Waste streams from the air separation column are sent back through a heat exchanger at the front end. As they are heated to near ambient temperature, they are cooled against the incoming air. The heat exchange between the feed and product streams minimizes the net refrigeration load on the plant and thus minimizes energy consumption.

Refrigeration is generated at low temperature levels to compensate for heat leakage into the cold plant and incomplete heat exchange between the incoming and outgoing gas streams. In the refrigeration cycle of an air separation plant, one or more high-pressure gas streams (which can be inlet, nitrogen, exhaust, feed gas or product gas, depending on the type of equipment) are reduced in pressure, thereby cooling the gas stream. To maximize cooling and the energy efficiency of the equipment, the pressure reduction (or expansion) is performed in an expander (a form of turbine). Energy is removed from the gas stream to make it cooler than the simple expansion through the valve. The energy produced by the expander is used to drive a process compressor, generator, or any other energy consuming device.

▶ TASK OBJECTIVE:
Answer from the air separation passage:
(a) According to the passage, what does the heat exchange between the feed and product streams minimize?
(b) In what device is the pressure reduction performed?
(c) What can the energy produced by the expander drive?

▶ Page layout parsing data:

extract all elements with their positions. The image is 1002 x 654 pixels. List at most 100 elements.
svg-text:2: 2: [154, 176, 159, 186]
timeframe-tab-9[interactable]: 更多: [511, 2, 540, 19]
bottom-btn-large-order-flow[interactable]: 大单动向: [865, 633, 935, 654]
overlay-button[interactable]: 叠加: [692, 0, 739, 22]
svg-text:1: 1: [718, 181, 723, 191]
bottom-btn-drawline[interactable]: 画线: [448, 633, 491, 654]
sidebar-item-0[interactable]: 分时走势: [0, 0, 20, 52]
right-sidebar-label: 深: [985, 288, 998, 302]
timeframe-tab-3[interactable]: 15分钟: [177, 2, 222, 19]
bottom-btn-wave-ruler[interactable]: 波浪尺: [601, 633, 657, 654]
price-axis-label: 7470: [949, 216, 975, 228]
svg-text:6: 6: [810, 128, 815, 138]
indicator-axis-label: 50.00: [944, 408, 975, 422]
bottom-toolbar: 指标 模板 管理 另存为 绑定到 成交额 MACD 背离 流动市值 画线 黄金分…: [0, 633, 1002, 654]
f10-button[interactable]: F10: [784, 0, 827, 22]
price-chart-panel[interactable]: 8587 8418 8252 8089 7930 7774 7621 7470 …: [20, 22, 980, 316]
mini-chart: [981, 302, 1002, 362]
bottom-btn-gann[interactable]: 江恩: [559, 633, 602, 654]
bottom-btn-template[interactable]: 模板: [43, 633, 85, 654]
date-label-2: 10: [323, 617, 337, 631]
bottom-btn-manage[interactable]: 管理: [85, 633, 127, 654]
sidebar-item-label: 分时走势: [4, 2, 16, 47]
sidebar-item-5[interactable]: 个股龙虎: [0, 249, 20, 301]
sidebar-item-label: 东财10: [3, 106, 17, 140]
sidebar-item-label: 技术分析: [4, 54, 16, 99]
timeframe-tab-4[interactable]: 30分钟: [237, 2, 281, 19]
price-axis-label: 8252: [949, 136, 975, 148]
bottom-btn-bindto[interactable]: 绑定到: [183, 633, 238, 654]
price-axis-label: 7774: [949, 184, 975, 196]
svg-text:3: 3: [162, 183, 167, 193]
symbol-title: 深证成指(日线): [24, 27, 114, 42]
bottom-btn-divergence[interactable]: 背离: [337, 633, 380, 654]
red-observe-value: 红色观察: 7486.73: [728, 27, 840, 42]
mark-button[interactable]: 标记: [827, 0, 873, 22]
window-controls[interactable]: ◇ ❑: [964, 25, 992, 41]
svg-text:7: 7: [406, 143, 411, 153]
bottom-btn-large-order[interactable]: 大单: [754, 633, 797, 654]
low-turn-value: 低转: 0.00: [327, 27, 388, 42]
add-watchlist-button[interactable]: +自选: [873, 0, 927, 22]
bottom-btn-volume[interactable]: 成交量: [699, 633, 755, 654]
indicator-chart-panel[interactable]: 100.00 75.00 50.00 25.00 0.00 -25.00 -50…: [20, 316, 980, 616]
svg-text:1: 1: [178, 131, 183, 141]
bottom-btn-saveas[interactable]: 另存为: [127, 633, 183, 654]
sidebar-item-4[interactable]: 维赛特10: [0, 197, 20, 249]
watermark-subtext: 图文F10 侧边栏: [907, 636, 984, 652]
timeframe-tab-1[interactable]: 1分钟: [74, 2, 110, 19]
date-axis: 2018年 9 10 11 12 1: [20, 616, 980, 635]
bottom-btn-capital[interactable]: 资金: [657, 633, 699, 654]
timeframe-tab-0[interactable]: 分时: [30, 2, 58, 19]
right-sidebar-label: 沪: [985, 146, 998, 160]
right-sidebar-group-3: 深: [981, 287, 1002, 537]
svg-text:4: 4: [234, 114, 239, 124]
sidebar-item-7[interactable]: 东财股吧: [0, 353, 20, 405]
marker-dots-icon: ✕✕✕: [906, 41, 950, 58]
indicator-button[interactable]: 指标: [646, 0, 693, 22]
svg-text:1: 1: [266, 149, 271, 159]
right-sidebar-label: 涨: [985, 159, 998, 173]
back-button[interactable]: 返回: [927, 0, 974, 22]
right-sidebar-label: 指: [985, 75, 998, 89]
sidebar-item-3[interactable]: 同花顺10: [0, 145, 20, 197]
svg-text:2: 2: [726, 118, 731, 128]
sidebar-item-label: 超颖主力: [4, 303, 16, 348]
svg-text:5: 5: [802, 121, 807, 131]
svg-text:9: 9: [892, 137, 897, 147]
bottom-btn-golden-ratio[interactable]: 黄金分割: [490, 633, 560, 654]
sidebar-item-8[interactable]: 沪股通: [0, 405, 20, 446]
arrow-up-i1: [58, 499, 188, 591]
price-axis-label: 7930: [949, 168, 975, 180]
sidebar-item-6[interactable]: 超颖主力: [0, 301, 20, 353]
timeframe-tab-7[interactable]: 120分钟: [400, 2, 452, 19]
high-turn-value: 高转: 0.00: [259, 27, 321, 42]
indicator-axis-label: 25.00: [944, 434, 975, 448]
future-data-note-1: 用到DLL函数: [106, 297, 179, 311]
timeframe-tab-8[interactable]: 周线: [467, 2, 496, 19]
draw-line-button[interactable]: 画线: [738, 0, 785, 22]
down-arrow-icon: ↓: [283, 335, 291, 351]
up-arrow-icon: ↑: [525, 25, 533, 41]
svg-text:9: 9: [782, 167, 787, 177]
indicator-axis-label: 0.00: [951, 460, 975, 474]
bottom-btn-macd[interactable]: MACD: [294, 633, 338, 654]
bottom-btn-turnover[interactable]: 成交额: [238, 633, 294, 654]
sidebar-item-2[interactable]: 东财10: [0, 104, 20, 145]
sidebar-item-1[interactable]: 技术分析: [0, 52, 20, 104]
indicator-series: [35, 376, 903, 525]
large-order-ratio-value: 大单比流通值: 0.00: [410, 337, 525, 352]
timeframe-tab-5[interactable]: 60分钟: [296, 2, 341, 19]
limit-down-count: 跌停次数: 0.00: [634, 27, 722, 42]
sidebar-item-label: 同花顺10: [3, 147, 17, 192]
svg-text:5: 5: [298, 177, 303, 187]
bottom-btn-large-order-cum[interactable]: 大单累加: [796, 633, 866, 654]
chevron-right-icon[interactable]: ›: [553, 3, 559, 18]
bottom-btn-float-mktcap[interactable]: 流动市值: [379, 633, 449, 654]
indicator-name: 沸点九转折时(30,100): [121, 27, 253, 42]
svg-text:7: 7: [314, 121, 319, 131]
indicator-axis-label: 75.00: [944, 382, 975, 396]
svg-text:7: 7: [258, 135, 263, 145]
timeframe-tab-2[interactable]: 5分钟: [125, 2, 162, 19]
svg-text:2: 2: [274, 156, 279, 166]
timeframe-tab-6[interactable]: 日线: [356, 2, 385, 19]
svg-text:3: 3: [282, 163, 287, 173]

▶ COMPLETED TASK:
(a) It minimizes the net refrigeration load on the plant, and thus energy consumption.
(b) An expander, which is a form of turbine.
(c) A process compressor, a generator, or any other energy consuming device.